Directions for this task
Reproduce each record exactly.

(Records from a data source)

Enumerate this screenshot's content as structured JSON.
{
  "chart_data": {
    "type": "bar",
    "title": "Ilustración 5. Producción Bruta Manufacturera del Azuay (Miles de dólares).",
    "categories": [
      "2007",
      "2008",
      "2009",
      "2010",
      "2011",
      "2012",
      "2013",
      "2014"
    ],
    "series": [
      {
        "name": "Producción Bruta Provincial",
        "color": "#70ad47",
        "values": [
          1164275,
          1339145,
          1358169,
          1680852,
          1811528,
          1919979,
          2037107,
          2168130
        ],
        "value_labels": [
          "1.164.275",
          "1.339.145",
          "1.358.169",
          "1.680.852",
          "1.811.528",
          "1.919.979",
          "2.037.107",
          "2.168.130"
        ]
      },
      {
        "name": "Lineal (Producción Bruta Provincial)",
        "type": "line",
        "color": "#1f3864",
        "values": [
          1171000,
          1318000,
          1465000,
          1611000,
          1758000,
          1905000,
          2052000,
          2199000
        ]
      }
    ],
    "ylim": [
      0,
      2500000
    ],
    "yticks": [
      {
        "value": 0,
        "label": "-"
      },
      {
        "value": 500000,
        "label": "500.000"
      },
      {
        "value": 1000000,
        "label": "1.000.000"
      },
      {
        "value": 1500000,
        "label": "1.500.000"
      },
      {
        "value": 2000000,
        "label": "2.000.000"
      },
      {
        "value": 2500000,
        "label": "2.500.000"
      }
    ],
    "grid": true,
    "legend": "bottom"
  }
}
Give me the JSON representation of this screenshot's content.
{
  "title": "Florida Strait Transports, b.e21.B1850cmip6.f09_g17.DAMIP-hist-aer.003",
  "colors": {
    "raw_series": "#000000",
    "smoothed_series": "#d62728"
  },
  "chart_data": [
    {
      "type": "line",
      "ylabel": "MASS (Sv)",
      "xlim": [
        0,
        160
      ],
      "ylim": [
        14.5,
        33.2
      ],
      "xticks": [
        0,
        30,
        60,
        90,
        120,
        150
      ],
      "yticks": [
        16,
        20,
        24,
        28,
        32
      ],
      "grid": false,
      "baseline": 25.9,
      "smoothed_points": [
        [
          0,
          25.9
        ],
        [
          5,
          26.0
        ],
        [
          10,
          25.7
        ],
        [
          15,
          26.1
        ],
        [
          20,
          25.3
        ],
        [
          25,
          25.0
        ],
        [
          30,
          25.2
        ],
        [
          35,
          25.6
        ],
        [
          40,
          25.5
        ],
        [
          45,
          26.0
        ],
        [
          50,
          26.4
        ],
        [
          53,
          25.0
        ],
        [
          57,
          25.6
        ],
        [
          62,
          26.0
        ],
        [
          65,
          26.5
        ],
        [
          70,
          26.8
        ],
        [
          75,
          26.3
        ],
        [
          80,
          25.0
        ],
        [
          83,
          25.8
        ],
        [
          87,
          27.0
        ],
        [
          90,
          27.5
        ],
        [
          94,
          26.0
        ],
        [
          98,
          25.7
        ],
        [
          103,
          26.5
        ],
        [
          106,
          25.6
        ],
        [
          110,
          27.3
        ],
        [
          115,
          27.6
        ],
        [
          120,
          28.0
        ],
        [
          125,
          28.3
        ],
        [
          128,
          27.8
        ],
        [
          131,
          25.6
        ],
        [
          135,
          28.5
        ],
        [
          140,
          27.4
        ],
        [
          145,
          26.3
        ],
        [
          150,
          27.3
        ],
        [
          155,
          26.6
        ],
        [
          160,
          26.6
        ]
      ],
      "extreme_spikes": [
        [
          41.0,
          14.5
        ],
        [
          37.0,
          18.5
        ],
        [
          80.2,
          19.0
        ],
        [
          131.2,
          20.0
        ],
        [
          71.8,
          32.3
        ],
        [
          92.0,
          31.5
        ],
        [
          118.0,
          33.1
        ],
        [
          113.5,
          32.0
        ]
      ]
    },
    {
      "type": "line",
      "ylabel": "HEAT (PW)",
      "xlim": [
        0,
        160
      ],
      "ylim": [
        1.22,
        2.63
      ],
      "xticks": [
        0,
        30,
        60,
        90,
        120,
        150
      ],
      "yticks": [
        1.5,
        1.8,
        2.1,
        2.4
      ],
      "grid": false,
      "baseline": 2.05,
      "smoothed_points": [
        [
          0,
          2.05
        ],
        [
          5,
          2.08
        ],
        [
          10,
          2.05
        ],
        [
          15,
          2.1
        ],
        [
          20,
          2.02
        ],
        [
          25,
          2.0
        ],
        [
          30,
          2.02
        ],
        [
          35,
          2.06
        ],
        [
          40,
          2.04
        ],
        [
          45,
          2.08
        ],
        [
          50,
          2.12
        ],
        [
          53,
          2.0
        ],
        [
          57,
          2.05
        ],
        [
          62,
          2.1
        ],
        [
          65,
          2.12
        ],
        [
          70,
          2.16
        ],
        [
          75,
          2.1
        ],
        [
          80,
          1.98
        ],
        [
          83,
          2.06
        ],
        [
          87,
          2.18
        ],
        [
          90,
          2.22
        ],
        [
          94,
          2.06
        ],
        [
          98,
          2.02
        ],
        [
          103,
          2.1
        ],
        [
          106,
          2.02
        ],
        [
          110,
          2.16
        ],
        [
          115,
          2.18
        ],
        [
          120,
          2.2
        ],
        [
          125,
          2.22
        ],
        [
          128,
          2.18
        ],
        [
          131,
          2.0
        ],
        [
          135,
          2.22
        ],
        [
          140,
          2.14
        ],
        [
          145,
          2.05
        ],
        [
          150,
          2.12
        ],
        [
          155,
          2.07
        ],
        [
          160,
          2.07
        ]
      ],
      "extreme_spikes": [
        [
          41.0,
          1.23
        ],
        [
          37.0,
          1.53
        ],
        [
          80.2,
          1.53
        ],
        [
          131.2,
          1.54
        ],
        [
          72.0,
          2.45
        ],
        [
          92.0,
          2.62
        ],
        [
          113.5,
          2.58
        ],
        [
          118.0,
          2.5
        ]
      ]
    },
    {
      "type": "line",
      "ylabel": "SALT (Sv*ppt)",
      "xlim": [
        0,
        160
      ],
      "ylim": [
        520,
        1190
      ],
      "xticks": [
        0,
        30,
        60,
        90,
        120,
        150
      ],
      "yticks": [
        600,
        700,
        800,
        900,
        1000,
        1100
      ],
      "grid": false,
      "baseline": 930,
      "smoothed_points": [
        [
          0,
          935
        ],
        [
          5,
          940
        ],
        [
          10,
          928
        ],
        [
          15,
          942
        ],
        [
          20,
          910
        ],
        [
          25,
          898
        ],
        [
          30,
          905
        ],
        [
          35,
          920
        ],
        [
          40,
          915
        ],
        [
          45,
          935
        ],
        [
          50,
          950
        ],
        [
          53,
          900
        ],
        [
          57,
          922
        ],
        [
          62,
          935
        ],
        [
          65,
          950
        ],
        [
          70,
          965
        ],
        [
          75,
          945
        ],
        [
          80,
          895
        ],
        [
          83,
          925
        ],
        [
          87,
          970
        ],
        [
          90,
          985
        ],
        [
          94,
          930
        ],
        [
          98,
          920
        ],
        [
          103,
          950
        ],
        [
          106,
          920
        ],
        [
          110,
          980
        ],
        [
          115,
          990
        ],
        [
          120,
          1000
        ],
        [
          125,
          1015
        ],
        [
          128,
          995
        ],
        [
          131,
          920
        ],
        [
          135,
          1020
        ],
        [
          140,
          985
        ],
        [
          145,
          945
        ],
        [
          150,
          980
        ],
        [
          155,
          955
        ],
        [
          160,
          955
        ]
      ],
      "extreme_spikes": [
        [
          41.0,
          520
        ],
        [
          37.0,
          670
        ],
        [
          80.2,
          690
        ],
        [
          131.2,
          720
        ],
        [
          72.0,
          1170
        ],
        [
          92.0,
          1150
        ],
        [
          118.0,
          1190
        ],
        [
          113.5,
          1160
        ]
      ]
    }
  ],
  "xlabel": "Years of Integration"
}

Output below
Enumerate this screenshot's content as structured JSON.
{
  "chart_data": {
    "type": "bar",
    "title": "Ilustración 5. Producción Bruta Manufacturera del Azuay (Miles de dólares).",
    "categories": [
      "2007",
      "2008",
      "2009",
      "2010",
      "2011",
      "2012",
      "2013",
      "2014"
    ],
    "series": [
      {
        "name": "Producción Bruta Provincial",
        "color": "#70ad47",
        "values": [
          1164275,
          1339145,
          1358169,
          1680852,
          1811528,
          1919979,
          2037107,
          2168130
        ],
        "value_labels": [
          "1.164.275",
          "1.339.145",
          "1.358.169",
          "1.680.852",
          "1.811.528",
          "1.919.979",
          "2.037.107",
          "2.168.130"
        ]
      },
      {
        "name": "Lineal (Producción Bruta Provincial)",
        "type": "line",
        "color": "#1f3864",
        "values": [
          1171000,
          1318000,
          1465000,
          1611000,
          1758000,
          1905000,
          2052000,
          2199000
        ]
      }
    ],
    "ylim": [
      0,
      2500000
    ],
    "yticks": [
      {
        "value": 0,
        "label": "-"
      },
      {
        "value": 500000,
        "label": "500.000"
      },
      {
        "value": 1000000,
        "label": "1.000.000"
      },
      {
        "value": 1500000,
        "label": "1.500.000"
      },
      {
        "value": 2000000,
        "label": "2.000.000"
      },
      {
        "value": 2500000,
        "label": "2.500.000"
      }
    ],
    "grid": true,
    "legend": "bottom"
  }
}
Give me the JSON representation of this screenshot's content.
{
  "title": "Florida Strait Transports, b.e21.B1850cmip6.f09_g17.DAMIP-hist-aer.003",
  "colors": {
    "raw_series": "#000000",
    "smoothed_series": "#d62728"
  },
  "chart_data": [
    {
      "type": "line",
      "ylabel": "MASS (Sv)",
      "xlim": [
        0,
        160
      ],
      "ylim": [
        14.5,
        33.2
      ],
      "xticks": [
        0,
        30,
        60,
        90,
        120,
        150
      ],
      "yticks": [
        16,
        20,
        24,
        28,
        32
      ],
      "grid": false,
      "baseline": 25.9,
      "smoothed_points": [
        [
          0,
          25.9
        ],
        [
          5,
          26.0
        ],
        [
          10,
          25.7
        ],
        [
          15,
          26.1
        ],
        [
          20,
          25.3
        ],
        [
          25,
          25.0
        ],
        [
          30,
          25.2
        ],
        [
          35,
          25.6
        ],
        [
          40,
          25.5
        ],
        [
          45,
          26.0
        ],
        [
          50,
          26.4
        ],
        [
          53,
          25.0
        ],
        [
          57,
          25.6
        ],
        [
          62,
          26.0
        ],
        [
          65,
          26.5
        ],
        [
          70,
          26.8
        ],
        [
          75,
          26.3
        ],
        [
          80,
          25.0
        ],
        [
          83,
          25.8
        ],
        [
          87,
          27.0
        ],
        [
          90,
          27.5
        ],
        [
          94,
          26.0
        ],
        [
          98,
          25.7
        ],
        [
          103,
          26.5
        ],
        [
          106,
          25.6
        ],
        [
          110,
          27.3
        ],
        [
          115,
          27.6
        ],
        [
          120,
          28.0
        ],
        [
          125,
          28.3
        ],
        [
          128,
          27.8
        ],
        [
          131,
          25.6
        ],
        [
          135,
          28.5
        ],
        [
          140,
          27.4
        ],
        [
          145,
          26.3
        ],
        [
          150,
          27.3
        ],
        [
          155,
          26.6
        ],
        [
          160,
          26.6
        ]
      ],
      "extreme_spikes": [
        [
          41.0,
          14.5
        ],
        [
          37.0,
          18.5
        ],
        [
          80.2,
          19.0
        ],
        [
          131.2,
          20.0
        ],
        [
          71.8,
          32.3
        ],
        [
          92.0,
          31.5
        ],
        [
          118.0,
          33.1
        ],
        [
          113.5,
          32.0
        ]
      ]
    },
    {
      "type": "line",
      "ylabel": "HEAT (PW)",
      "xlim": [
        0,
        160
      ],
      "ylim": [
        1.22,
        2.63
      ],
      "xticks": [
        0,
        30,
        60,
        90,
        120,
        150
      ],
      "yticks": [
        1.5,
        1.8,
        2.1,
        2.4
      ],
      "grid": false,
      "baseline": 2.05,
      "smoothed_points": [
        [
          0,
          2.05
        ],
        [
          5,
          2.08
        ],
        [
          10,
          2.05
        ],
        [
          15,
          2.1
        ],
        [
          20,
          2.02
        ],
        [
          25,
          2.0
        ],
        [
          30,
          2.02
        ],
        [
          35,
          2.06
        ],
        [
          40,
          2.04
        ],
        [
          45,
          2.08
        ],
        [
          50,
          2.12
        ],
        [
          53,
          2.0
        ],
        [
          57,
          2.05
        ],
        [
          62,
          2.1
        ],
        [
          65,
          2.12
        ],
        [
          70,
          2.16
        ],
        [
          75,
          2.1
        ],
        [
          80,
          1.98
        ],
        [
          83,
          2.06
        ],
        [
          87,
          2.18
        ],
        [
          90,
          2.22
        ],
        [
          94,
          2.06
        ],
        [
          98,
          2.02
        ],
        [
          103,
          2.1
        ],
        [
          106,
          2.02
        ],
        [
          110,
          2.16
        ],
        [
          115,
          2.18
        ],
        [
          120,
          2.2
        ],
        [
          125,
          2.22
        ],
        [
          128,
          2.18
        ],
        [
          131,
          2.0
        ],
        [
          135,
          2.22
        ],
        [
          140,
          2.14
        ],
        [
          145,
          2.05
        ],
        [
          150,
          2.12
        ],
        [
          155,
          2.07
        ],
        [
          160,
          2.07
        ]
      ],
      "extreme_spikes": [
        [
          41.0,
          1.23
        ],
        [
          37.0,
          1.53
        ],
        [
          80.2,
          1.53
        ],
        [
          131.2,
          1.54
        ],
        [
          72.0,
          2.45
        ],
        [
          92.0,
          2.62
        ],
        [
          113.5,
          2.58
        ],
        [
          118.0,
          2.5
        ]
      ]
    },
    {
      "type": "line",
      "ylabel": "SALT (Sv*ppt)",
      "xlim": [
        0,
        160
      ],
      "ylim": [
        520,
        1190
      ],
      "xticks": [
        0,
        30,
        60,
        90,
        120,
        150
      ],
      "yticks": [
        600,
        700,
        800,
        900,
        1000,
        1100
      ],
      "grid": false,
      "baseline": 930,
      "smoothed_points": [
        [
          0,
          935
        ],
        [
          5,
          940
        ],
        [
          10,
          928
        ],
        [
          15,
          942
        ],
        [
          20,
          910
        ],
        [
          25,
          898
        ],
        [
          30,
          905
        ],
        [
          35,
          920
        ],
        [
          40,
          915
        ],
        [
          45,
          935
        ],
        [
          50,
          950
        ],
        [
          53,
          900
        ],
        [
          57,
          922
        ],
        [
          62,
          935
        ],
        [
          65,
          950
        ],
        [
          70,
          965
        ],
        [
          75,
          945
        ],
        [
          80,
          895
        ],
        [
          83,
          925
        ],
        [
          87,
          970
        ],
        [
          90,
          985
        ],
        [
          94,
          930
        ],
        [
          98,
          920
        ],
        [
          103,
          950
        ],
        [
          106,
          920
        ],
        [
          110,
          980
        ],
        [
          115,
          990
        ],
        [
          120,
          1000
        ],
        [
          125,
          1015
        ],
        [
          128,
          995
        ],
        [
          131,
          920
        ],
        [
          135,
          1020
        ],
        [
          140,
          985
        ],
        [
          145,
          945
        ],
        [
          150,
          980
        ],
        [
          155,
          955
        ],
        [
          160,
          955
        ]
      ],
      "extreme_spikes": [
        [
          41.0,
          520
        ],
        [
          37.0,
          670
        ],
        [
          80.2,
          690
        ],
        [
          131.2,
          720
        ],
        [
          72.0,
          1170
        ],
        [
          92.0,
          1150
        ],
        [
          118.0,
          1190
        ],
        [
          113.5,
          1160
        ]
      ]
    }
  ],
  "xlabel": "Years of Integration"
}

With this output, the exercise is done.